Identify the lines that contain the string "name", then copy each of them.
☆ ☆ ☆ ☆ ☆ ☆ ☆
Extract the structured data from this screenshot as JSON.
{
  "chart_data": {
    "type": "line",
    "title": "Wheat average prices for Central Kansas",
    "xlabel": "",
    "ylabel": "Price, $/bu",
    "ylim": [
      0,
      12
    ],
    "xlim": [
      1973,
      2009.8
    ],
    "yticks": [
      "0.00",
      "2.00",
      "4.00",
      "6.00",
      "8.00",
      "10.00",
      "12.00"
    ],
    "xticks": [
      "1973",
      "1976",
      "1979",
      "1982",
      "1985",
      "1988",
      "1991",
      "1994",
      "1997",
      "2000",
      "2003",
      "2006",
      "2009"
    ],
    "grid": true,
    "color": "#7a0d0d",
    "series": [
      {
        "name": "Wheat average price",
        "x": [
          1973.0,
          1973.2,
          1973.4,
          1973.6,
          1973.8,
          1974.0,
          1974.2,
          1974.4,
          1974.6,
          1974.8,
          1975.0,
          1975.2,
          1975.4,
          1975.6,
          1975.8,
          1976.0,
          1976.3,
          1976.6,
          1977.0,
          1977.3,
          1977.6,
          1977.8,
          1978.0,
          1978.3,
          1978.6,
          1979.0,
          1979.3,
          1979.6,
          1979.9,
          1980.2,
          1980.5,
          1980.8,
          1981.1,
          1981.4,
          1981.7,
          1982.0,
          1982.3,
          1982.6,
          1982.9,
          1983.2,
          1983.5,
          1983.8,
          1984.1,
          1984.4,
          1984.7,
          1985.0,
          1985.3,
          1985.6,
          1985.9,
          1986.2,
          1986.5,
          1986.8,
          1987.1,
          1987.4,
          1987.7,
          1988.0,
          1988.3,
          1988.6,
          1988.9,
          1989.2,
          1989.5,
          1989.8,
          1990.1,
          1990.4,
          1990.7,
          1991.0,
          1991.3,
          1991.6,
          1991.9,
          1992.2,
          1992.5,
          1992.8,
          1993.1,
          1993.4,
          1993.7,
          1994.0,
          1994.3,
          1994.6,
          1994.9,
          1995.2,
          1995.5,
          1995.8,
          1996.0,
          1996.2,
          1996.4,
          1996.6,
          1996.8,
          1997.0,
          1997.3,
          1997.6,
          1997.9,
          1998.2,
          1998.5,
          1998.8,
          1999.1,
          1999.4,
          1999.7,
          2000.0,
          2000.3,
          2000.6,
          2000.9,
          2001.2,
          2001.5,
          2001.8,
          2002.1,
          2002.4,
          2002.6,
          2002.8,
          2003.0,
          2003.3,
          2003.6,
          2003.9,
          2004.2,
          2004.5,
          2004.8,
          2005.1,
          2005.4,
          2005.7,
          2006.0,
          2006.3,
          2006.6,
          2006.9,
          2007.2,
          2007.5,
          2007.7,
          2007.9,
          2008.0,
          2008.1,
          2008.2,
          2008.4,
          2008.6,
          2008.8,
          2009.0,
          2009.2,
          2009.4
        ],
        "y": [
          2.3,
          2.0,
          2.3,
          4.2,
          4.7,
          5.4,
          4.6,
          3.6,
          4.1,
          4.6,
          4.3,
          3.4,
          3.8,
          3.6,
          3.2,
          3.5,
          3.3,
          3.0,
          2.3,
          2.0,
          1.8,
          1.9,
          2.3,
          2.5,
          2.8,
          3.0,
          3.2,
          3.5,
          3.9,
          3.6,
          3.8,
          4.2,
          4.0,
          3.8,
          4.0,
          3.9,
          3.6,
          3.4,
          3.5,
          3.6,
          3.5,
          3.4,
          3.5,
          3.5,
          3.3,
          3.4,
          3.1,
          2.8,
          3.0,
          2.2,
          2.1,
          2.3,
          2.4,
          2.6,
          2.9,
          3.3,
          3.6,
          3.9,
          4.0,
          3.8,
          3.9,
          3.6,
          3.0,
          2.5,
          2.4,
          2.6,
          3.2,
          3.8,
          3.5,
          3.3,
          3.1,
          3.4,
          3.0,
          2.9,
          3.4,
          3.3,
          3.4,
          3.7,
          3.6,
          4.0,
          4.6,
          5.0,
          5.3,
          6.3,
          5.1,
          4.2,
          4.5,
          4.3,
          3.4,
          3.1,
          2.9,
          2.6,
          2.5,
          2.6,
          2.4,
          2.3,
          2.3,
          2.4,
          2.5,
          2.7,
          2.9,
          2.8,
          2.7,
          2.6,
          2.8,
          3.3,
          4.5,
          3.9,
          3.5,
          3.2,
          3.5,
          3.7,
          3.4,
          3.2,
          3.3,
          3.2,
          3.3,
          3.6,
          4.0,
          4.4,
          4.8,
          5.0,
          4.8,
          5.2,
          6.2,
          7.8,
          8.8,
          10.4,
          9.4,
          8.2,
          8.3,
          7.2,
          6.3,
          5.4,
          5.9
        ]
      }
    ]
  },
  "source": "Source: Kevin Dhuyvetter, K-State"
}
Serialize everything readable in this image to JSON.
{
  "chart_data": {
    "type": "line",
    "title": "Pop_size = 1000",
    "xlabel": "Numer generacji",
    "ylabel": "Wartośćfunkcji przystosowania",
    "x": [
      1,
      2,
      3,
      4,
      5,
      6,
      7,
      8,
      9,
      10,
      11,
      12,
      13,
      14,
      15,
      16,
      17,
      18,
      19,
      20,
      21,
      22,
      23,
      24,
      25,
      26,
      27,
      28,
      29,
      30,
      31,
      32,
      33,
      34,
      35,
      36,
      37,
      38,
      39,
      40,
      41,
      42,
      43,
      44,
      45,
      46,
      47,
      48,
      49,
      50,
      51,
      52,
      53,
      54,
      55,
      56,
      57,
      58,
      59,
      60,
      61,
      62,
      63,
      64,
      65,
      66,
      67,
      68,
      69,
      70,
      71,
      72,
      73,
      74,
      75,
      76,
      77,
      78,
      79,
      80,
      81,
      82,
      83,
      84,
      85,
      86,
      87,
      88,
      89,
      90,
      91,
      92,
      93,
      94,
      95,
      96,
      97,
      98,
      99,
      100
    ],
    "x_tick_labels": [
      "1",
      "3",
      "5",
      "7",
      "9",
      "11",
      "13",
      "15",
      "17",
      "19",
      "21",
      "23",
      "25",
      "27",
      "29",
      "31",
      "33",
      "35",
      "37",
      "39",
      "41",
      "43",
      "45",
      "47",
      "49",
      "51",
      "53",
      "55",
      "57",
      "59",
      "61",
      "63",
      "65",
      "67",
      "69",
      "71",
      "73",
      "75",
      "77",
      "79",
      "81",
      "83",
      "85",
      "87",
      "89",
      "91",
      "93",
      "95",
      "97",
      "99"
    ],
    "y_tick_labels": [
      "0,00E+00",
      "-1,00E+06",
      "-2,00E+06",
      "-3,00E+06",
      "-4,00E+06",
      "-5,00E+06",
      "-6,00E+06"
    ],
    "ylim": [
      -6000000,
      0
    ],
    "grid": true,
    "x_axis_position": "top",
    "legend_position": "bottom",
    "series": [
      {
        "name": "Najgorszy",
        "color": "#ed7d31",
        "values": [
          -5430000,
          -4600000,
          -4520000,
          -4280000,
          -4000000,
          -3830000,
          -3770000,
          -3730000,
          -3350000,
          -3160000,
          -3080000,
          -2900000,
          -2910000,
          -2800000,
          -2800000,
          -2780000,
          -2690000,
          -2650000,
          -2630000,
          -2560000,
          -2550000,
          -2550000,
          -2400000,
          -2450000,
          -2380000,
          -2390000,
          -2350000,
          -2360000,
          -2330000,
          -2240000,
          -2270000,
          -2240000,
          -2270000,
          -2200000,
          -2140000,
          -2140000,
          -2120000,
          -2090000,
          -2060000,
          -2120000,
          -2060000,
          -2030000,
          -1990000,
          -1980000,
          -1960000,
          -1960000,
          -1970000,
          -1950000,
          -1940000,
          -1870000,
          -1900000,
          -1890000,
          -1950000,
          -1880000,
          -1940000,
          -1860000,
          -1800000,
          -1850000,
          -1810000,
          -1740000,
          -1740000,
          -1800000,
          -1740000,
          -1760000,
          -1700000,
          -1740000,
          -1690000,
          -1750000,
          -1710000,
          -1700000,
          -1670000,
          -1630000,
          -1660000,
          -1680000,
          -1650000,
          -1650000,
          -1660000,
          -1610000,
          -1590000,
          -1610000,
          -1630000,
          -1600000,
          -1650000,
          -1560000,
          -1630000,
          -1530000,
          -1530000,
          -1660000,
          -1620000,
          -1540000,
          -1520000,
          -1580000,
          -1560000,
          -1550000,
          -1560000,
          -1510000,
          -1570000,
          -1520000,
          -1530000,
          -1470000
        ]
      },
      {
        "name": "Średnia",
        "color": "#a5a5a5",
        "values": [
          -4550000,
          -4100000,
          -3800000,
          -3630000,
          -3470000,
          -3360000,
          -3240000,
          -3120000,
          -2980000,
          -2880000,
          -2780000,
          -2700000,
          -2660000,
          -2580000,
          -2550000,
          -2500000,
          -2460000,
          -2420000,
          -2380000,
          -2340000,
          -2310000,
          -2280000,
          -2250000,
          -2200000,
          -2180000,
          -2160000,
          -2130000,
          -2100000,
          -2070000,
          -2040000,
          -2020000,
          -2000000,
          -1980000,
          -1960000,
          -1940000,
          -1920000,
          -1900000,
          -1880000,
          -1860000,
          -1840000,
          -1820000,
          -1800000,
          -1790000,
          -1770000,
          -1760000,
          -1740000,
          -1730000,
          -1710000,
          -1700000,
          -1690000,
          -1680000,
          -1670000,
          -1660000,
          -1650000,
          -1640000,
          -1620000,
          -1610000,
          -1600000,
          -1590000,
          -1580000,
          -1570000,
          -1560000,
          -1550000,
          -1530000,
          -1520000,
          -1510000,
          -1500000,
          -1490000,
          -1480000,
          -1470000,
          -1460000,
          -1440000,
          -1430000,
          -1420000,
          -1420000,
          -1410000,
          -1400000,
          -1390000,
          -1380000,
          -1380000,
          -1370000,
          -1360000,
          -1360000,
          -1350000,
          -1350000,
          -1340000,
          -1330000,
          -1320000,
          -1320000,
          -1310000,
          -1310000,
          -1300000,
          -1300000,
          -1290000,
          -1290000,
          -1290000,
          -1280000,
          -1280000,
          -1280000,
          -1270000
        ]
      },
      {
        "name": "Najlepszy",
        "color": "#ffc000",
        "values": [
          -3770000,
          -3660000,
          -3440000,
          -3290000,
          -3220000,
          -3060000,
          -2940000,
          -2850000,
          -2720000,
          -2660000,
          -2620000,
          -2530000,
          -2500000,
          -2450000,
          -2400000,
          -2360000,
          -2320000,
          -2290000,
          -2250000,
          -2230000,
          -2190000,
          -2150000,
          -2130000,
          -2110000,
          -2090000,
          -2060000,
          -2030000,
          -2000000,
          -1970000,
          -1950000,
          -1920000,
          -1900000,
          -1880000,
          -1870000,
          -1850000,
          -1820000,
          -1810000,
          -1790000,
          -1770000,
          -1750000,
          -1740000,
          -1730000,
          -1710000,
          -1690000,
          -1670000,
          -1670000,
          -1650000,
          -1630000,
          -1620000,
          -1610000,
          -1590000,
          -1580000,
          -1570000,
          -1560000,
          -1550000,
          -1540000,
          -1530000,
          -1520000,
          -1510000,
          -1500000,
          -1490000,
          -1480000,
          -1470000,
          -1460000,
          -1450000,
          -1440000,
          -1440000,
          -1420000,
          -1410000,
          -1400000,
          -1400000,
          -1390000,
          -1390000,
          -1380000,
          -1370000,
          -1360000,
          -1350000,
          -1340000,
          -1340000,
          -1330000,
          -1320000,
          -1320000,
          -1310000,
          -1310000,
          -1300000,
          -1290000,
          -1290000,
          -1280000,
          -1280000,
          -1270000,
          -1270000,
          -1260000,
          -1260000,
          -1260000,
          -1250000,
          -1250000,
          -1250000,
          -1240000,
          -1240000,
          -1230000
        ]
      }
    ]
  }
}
☆ ☆ ☆ ☆ ☆ ☆ ☆
▶ TASK OUTPUT
        "name": "Wheat average price",
        "name": "Najgorszy",
        "name": "Średnia",
        "name": "Najlepszy",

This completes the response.